▶ Exercise objective: For the listing underneath, give the count of lines containing the string "label" and nothing further.

▶ Source records:
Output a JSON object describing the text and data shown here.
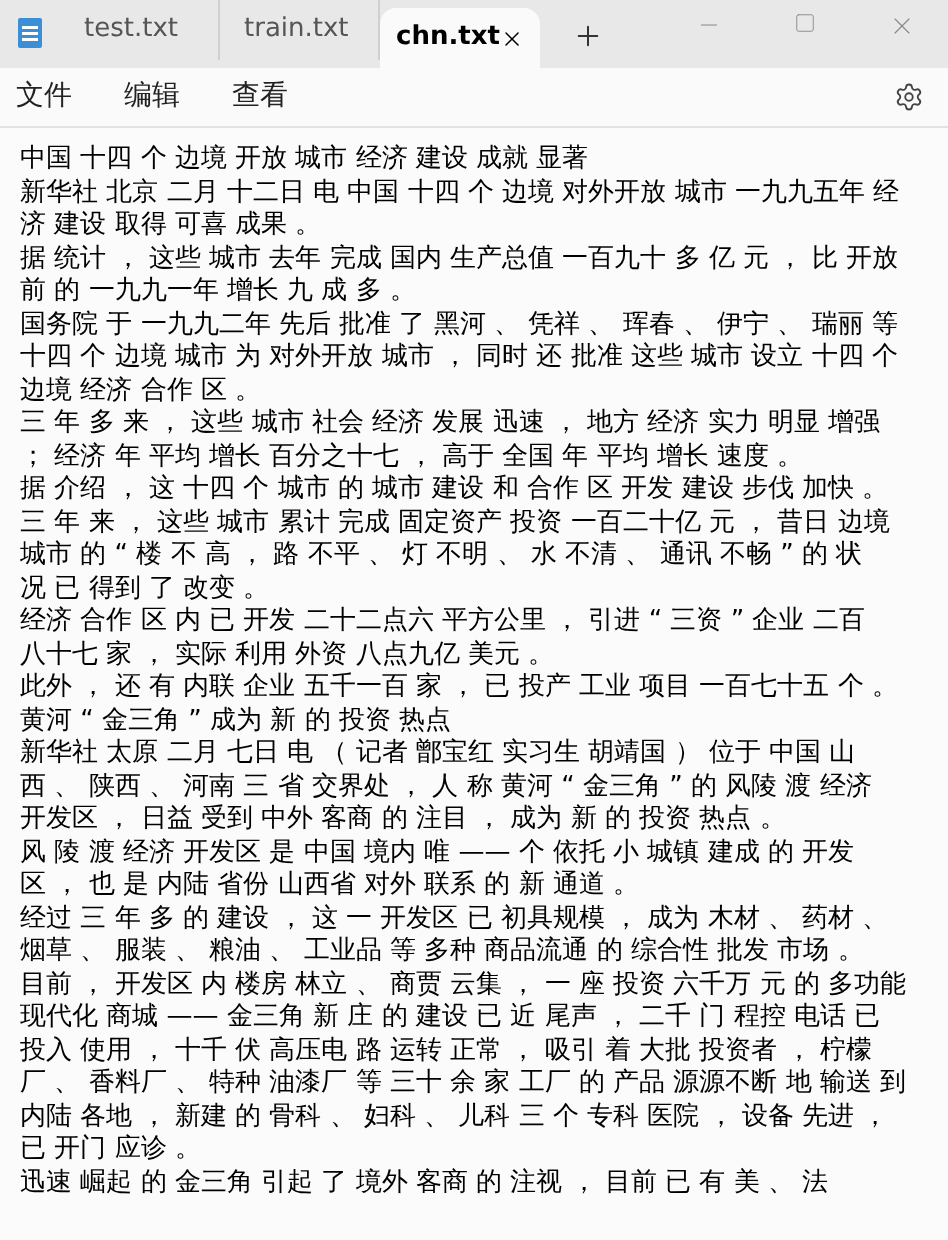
{
  "tabs": [
    {
      "label": "test.txt",
      "selected": false
    },
    {
      "label": "train.txt",
      "selected": false
    },
    {
      "label": "chn.txt",
      "selected": true
    }
  ],
  "menu": [
    "文件",
    "编辑",
    "查看"
  ],
  "lines": [
    "中国 十四 个 边境 开放 城市 经济 建设 成就 显著",
    "新华社 北京 二月 十二日 电 中国 十四 个 边境 对外开放 城市 一九九五年 经",
    "济 建设 取得 可喜 成果 。",
    "据 统计 ， 这些 城市 去年 完成 国内 生产总值 一百九十 多 亿 元 ， 比 开放",
    "前 的 一九九一年 增长 九 成 多 。",
    "国务院 于 一九九二年 先后 批准 了 黑河 、 凭祥 、 珲春 、 伊宁 、 瑞丽 等",
    "十四 个 边境 城市 为 对外开放 城市 ， 同时 还 批准 这些 城市 设立 十四 个",
    "边境 经济 合作 区 。",
    "三 年 多 来 ， 这些 城市 社会 经济 发展 迅速 ， 地方 经济 实力 明显 增强",
    "； 经济 年 平均 增长 百分之十七 ， 高于 全国 年 平均 增长 速度 。",
    "据 介绍 ， 这 十四 个 城市 的 城市 建设 和 合作 区 开发 建设 步伐 加快 。",
    "三 年 来 ， 这些 城市 累计 完成 固定资产 投资 一百二十亿 元 ， 昔日 边境",
    "城市 的 “ 楼 不 高 ， 路 不平 、 灯 不明 、 水 不清 、 通讯 不畅 ” 的 状",
    "况 已 得到 了 改变 。",
    "经济 合作 区 内 已 开发 二十二点六 平方公里 ， 引进 “ 三资 ” 企业 二百",
    "八十七 家 ， 实际 利用 外资 八点九亿 美元 。",
    "此外 ， 还 有 内联 企业 五千一百 家 ， 已 投产 工业 项目 一百七十五 个 。",
    "黄河 “ 金三角 ” 成为 新 的 投资 热点",
    "新华社 太原 二月 七日 电 （ 记者 鄫宝红 实习生 胡靖国 ） 位于 中国 山",
    "西 、 陕西 、 河南 三 省 交界处 ， 人 称 黄河 “ 金三角 ” 的 风陵 渡 经济",
    "开发区 ， 日益 受到 中外 客商 的 注目 ， 成为 新 的 投资 热点 。",
    "风 陵 渡 经济 开发区 是 中国 境内 唯 —— 个 依托 小 城镇 建成 的 开发",
    "区 ， 也 是 内陆 省份 山西省 对外 联系 的 新 通道 。",
    "经过 三 年 多 的 建设 ， 这 一 开发区 已 初具规模 ， 成为 木材 、 药材 、",
    "烟草 、 服装 、 粮油 、 工业品 等 多种 商品流通 的 综合性 批发 市场 。",
    "目前 ， 开发区 内 楼房 林立 、 商贾 云集 ， 一 座 投资 六千万 元 的 多功能",
    "现代化 商城 —— 金三角 新 庄 的 建设 已 近 尾声 ， 二千 门 程控 电话 已",
    "投入 使用 ， 十千 伏 高压电 路 运转 正常 ， 吸引 着 大批 投资者 ， 柠檬",
    "厂 、 香料厂 、 特种 油漆厂 等 三十 余 家 工厂 的 产品 源源不断 地 输送 到",
    "内陆 各地 ， 新建 的 骨科 、 妇科 、 儿科 三 个 专科 医院 ， 设备 先进 ，",
    "已 开门 应诊 。",
    "迅速 崛起 的 金三角 引起 了 境外 客商 的 注视 ， 目前 已 有 美 、 法"
  ]
}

▶ Written reply: 3